● Task
Count the lines containing "area" in the entries underneath, and state that count without anything else.

— START Supplied data —

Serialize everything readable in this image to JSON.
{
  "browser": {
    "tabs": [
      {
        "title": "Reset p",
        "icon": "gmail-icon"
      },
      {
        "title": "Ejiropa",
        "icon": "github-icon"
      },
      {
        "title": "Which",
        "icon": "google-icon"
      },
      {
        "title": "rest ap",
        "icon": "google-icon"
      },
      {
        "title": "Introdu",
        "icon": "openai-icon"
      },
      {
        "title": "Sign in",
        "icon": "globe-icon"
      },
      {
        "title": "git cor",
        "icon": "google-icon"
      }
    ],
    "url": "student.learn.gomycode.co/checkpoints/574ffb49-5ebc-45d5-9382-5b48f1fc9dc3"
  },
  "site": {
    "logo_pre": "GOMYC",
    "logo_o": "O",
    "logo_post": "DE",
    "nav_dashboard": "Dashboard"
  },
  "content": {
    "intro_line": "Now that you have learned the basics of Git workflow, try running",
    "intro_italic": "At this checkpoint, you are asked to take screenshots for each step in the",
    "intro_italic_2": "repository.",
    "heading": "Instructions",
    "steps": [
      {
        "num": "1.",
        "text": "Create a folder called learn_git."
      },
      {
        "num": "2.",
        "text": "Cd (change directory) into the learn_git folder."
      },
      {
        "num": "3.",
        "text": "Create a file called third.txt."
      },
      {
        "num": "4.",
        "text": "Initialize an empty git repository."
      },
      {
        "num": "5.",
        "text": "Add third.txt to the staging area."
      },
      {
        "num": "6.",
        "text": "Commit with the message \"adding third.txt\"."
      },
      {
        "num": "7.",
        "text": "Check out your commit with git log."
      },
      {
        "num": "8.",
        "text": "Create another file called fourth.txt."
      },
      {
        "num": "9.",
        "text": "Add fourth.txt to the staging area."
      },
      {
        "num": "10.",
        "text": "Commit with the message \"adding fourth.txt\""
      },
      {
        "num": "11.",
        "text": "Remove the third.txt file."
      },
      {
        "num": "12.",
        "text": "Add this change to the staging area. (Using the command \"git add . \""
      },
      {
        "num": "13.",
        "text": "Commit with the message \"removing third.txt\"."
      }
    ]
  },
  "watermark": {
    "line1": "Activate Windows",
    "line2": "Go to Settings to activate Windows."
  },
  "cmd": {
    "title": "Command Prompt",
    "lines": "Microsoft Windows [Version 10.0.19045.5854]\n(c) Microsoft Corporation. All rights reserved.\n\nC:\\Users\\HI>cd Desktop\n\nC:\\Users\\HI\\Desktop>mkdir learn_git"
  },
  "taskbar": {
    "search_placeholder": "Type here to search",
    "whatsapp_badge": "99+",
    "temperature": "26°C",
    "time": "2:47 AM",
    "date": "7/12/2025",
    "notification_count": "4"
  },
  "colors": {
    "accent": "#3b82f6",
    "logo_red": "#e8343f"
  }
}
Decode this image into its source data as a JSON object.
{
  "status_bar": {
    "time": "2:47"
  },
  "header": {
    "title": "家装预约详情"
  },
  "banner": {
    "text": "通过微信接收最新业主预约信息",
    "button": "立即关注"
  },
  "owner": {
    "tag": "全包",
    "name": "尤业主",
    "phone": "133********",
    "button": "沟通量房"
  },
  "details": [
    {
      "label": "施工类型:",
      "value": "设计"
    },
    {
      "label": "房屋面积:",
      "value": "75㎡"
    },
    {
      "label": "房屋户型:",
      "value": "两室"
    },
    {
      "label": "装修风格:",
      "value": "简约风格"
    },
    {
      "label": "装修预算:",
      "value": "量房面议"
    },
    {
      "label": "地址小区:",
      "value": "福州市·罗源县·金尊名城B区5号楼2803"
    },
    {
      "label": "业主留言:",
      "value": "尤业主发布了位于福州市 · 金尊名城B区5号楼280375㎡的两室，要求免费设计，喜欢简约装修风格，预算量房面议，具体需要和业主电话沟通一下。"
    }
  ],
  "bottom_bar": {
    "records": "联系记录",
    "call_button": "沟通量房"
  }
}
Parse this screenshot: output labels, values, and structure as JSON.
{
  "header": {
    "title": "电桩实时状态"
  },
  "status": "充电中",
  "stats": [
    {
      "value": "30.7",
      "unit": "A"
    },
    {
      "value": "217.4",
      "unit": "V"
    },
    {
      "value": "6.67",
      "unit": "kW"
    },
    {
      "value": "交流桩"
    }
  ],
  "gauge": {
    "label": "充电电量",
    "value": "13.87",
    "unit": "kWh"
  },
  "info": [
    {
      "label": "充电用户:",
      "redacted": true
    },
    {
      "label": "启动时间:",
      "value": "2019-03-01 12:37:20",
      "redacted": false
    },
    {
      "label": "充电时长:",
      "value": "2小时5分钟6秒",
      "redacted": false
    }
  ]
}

— END Supplied data —

● Result for this task
3